** Begin DATA SUPPLIED **

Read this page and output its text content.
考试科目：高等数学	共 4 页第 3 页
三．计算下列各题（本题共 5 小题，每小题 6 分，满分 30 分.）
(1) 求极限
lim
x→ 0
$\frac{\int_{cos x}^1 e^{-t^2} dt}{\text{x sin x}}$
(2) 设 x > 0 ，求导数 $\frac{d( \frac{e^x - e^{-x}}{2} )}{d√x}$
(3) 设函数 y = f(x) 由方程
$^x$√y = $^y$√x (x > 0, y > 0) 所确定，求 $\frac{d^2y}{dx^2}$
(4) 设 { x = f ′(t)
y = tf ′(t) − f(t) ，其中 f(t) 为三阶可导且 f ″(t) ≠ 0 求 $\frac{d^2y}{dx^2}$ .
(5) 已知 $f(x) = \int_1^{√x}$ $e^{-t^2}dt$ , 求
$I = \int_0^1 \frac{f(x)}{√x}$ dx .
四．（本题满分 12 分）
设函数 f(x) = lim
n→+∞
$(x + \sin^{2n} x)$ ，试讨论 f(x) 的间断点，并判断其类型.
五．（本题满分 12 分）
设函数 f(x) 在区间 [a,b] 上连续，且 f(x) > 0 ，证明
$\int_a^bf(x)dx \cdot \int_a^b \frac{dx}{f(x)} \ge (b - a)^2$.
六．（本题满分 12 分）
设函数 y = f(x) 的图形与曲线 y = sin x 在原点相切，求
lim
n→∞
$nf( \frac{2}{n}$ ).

** End DATA SUPPLIED **

* STATED GOAL *
Write the data out again in full and exactly.

* CORRECT ANSWER *
Read this page and output its text content.
考试科目：高等数学	共 4 页第 3 页
三．计算下列各题（本题共 5 小题，每小题 6 分，满分 30 分.）
(1) 求极限
lim
x→ 0
$\frac{\int_{cos x}^1 e^{-t^2} dt}{\text{x sin x}}$
(2) 设 x > 0 ，求导数 $\frac{d( \frac{e^x - e^{-x}}{2} )}{d√x}$
(3) 设函数 y = f(x) 由方程
$^x$√y = $^y$√x (x > 0, y > 0) 所确定，求 $\frac{d^2y}{dx^2}$
(4) 设 { x = f ′(t)
y = tf ′(t) − f(t) ，其中 f(t) 为三阶可导且 f ″(t) ≠ 0 求 $\frac{d^2y}{dx^2}$ .
(5) 已知 $f(x) = \int_1^{√x}$ $e^{-t^2}dt$ , 求
$I = \int_0^1 \frac{f(x)}{√x}$ dx .
四．（本题满分 12 分）
设函数 f(x) = lim
n→+∞
$(x + \sin^{2n} x)$ ，试讨论 f(x) 的间断点，并判断其类型.
五．（本题满分 12 分）
设函数 f(x) 在区间 [a,b] 上连续，且 f(x) > 0 ，证明
$\int_a^bf(x)dx \cdot \int_a^b \frac{dx}{f(x)} \ge (b - a)^2$.
六．（本题满分 12 分）
设函数 y = f(x) 的图形与曲线 y = sin x 在原点相切，求
lim
n→∞
$nf( \frac{2}{n}$ ).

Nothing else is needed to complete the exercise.